INSTRUCTIONS TO FOLLOW →
Pull out every line below holding the word "user".

DATA EXCERPTS →
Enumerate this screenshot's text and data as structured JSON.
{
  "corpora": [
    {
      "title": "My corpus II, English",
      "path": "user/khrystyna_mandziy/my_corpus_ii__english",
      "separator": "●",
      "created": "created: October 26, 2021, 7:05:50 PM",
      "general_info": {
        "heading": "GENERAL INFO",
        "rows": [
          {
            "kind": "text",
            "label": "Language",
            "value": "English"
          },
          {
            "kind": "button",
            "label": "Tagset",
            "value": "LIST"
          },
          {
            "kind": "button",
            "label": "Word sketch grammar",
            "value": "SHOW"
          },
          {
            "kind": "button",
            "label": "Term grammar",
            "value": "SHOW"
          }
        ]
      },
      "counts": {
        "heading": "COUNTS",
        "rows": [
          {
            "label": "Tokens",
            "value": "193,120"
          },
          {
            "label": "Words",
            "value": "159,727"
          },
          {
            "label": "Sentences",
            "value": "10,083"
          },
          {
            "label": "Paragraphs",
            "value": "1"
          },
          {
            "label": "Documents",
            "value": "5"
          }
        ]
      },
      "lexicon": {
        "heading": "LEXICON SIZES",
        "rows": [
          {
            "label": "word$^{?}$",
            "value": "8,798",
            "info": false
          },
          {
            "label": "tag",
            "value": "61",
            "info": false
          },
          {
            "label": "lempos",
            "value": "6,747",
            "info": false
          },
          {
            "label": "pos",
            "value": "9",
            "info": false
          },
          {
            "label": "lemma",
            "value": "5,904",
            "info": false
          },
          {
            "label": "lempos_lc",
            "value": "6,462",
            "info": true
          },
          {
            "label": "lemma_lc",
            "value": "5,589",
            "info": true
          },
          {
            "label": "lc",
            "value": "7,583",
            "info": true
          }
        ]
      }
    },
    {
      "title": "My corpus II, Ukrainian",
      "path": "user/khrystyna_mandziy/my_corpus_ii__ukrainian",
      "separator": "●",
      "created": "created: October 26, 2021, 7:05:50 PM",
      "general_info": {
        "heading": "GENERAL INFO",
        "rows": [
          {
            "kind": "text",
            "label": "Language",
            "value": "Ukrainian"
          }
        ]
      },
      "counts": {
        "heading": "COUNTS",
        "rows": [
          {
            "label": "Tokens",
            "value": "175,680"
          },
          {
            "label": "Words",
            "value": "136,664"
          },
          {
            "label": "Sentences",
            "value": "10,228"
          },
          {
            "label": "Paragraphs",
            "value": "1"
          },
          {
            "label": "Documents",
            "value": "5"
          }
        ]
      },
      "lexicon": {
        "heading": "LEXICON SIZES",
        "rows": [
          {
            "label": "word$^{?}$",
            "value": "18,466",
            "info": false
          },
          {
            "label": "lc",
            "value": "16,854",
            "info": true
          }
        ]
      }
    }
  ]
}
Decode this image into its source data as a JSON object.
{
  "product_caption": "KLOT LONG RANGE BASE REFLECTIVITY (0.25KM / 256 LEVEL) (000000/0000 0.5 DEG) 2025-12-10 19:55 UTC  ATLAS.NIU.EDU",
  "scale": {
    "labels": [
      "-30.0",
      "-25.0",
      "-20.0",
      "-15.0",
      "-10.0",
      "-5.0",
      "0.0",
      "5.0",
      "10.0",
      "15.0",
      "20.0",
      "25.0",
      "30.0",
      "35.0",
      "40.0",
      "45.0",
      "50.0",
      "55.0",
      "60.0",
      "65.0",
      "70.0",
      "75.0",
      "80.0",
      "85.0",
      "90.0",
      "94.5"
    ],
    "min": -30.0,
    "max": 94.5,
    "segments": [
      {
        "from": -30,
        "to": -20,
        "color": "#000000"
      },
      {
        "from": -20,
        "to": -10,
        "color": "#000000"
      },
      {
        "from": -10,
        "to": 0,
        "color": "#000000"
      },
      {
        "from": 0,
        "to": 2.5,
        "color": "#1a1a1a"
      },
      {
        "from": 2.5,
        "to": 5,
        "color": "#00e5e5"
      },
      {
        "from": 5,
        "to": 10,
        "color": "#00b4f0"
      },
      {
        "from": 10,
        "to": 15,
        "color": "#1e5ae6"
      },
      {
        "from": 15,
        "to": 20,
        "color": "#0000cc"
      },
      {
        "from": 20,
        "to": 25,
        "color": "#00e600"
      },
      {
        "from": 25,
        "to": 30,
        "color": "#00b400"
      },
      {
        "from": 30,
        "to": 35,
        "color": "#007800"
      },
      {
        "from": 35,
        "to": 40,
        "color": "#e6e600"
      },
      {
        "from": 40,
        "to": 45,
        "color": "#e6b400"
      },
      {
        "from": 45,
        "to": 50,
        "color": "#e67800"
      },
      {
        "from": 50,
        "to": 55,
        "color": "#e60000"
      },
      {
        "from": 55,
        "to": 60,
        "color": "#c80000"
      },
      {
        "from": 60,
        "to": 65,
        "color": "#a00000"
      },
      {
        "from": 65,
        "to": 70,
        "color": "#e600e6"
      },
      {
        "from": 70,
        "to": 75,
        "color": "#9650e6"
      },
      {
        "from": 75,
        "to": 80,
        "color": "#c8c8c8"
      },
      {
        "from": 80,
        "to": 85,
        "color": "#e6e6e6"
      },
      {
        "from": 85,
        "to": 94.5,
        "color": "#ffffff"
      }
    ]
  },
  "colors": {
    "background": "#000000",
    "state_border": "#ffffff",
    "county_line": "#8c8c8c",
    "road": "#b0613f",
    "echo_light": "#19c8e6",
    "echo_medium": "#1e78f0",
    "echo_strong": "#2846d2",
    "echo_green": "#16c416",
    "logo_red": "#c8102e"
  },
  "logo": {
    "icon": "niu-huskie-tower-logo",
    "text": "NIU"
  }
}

SOLUTION FOR THIS PROBLEM →
      "path": "user/khrystyna_mandziy/my_corpus_ii__english",
      "path": "user/khrystyna_mandziy/my_corpus_ii__ukrainian",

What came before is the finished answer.